==== INFORMATION GIVEN

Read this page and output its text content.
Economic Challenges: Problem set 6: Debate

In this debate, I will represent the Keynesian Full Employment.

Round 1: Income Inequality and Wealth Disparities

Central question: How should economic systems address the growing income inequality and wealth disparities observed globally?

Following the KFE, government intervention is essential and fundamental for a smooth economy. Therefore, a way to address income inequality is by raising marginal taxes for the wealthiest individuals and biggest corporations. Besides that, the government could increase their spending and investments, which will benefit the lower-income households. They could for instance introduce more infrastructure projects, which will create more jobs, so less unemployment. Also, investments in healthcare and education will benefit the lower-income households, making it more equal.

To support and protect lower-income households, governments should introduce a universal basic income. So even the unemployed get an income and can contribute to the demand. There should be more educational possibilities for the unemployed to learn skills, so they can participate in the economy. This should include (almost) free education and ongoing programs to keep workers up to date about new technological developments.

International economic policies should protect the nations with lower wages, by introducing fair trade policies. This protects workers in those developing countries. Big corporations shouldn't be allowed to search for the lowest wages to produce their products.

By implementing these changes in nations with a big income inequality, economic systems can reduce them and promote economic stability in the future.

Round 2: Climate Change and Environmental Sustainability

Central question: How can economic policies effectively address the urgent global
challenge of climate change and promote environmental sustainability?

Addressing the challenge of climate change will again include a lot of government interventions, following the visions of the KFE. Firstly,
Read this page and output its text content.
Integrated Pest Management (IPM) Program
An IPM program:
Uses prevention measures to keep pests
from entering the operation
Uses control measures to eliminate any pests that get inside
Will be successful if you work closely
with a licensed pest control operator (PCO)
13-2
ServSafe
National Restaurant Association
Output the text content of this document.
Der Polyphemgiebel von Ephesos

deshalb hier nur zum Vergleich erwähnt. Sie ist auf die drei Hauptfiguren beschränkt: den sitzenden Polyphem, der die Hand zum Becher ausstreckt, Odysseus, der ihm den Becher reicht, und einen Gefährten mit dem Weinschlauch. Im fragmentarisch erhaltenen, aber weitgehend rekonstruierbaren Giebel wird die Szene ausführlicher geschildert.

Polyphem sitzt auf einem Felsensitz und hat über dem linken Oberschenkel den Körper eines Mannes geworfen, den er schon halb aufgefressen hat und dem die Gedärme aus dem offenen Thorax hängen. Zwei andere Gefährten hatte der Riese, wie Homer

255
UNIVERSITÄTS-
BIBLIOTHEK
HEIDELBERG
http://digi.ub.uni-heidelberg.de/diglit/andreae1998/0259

========

- [THE REQUEST] The entries above must be returned in full, exactly as shown.

- [RESULT OF THE TASK]
Read this page and output its text content.
Economic Challenges: Problem set 6: Debate

In this debate, I will represent the Keynesian Full Employment.

Round 1: Income Inequality and Wealth Disparities

Central question: How should economic systems address the growing income inequality and wealth disparities observed globally?

Following the KFE, government intervention is essential and fundamental for a smooth economy. Therefore, a way to address income inequality is by raising marginal taxes for the wealthiest individuals and biggest corporations. Besides that, the government could increase their spending and investments, which will benefit the lower-income households. They could for instance introduce more infrastructure projects, which will create more jobs, so less unemployment. Also, investments in healthcare and education will benefit the lower-income households, making it more equal.

To support and protect lower-income households, governments should introduce a universal basic income. So even the unemployed get an income and can contribute to the demand. There should be more educational possibilities for the unemployed to learn skills, so they can participate in the economy. This should include (almost) free education and ongoing programs to keep workers up to date about new technological developments.

International economic policies should protect the nations with lower wages, by introducing fair trade policies. This protects workers in those developing countries. Big corporations shouldn't be allowed to search for the lowest wages to produce their products.

By implementing these changes in nations with a big income inequality, economic systems can reduce them and promote economic stability in the future.

Round 2: Climate Change and Environmental Sustainability

Central question: How can economic policies effectively address the urgent global
challenge of climate change and promote environmental sustainability?

Addressing the challenge of climate change will again include a lot of government interventions, following the visions of the KFE. Firstly,
Read this page and output its text content.
Integrated Pest Management (IPM) Program
An IPM program:
Uses prevention measures to keep pests
from entering the operation
Uses control measures to eliminate any pests that get inside
Will be successful if you work closely
with a licensed pest control operator (PCO)
13-2
ServSafe
National Restaurant Association
Output the text content of this document.
Der Polyphemgiebel von Ephesos

deshalb hier nur zum Vergleich erwähnt. Sie ist auf die drei Hauptfiguren beschränkt: den sitzenden Polyphem, der die Hand zum Becher ausstreckt, Odysseus, der ihm den Becher reicht, und einen Gefährten mit dem Weinschlauch. Im fragmentarisch erhaltenen, aber weitgehend rekonstruierbaren Giebel wird die Szene ausführlicher geschildert.

Polyphem sitzt auf einem Felsensitz und hat über dem linken Oberschenkel den Körper eines Mannes geworfen, den er schon halb aufgefressen hat und dem die Gedärme aus dem offenen Thorax hängen. Zwei andere Gefährten hatte der Riese, wie Homer

255
UNIVERSITÄTS-
BIBLIOTHEK
HEIDELBERG
http://digi.ub.uni-heidelberg.de/diglit/andreae1998/0259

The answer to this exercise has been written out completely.